Scan the lines below; pull out those with "comments".

━━━━━ RECORDS FOR THE EXERCISE ━━━━━

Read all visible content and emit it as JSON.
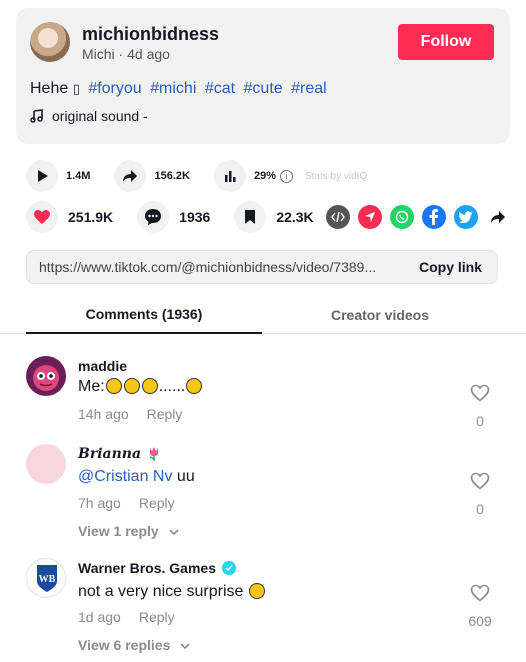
{
  "post": {
    "username": "michionbidness",
    "display_name": "Michi",
    "posted": "4d ago",
    "follow_label": "Follow",
    "caption_text": "Hehe",
    "caption_glyph": "▯",
    "hashtags": [
      "#foryou",
      "#michi",
      "#cat",
      "#cute",
      "#real"
    ],
    "sound": "original sound -"
  },
  "stats": {
    "plays": "1.4M",
    "shares_fwd": "156.2K",
    "engagement": "29%",
    "vidiq_label": "Stats by vidIQ",
    "likes": "251.9K",
    "comments": "1936",
    "saves": "22.3K"
  },
  "link": {
    "url": "https://www.tiktok.com/@michionbidness/video/7389...",
    "copy_label": "Copy link"
  },
  "tabs": {
    "comments": "Comments (1936)",
    "creator": "Creator videos"
  },
  "comments": [
    {
      "name": "maddie",
      "text": "Me:",
      "text_suffix": "......",
      "time": "14h ago",
      "reply": "Reply",
      "likes": "0"
    },
    {
      "name": "𝑩𝒓𝒊𝒂𝒏𝒏𝒂",
      "mention": "@Cristian Nv",
      "text": " uu",
      "time": "7h ago",
      "reply": "Reply",
      "likes": "0",
      "view_replies": "View 1 reply"
    },
    {
      "name": "Warner Bros. Games",
      "text": "not a very nice surprise",
      "time": "1d ago",
      "reply": "Reply",
      "likes": "609",
      "view_replies": "View 6 replies"
    }
  ],
  "colors": {
    "accent": "#fe2c55",
    "link": "#2b5db9",
    "muted": "#8a8b91"
  }
}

━━━━━

CORRECT ANSWER.
    "comments": "1936",
    "comments": "Comments (1936)",
  "comments": [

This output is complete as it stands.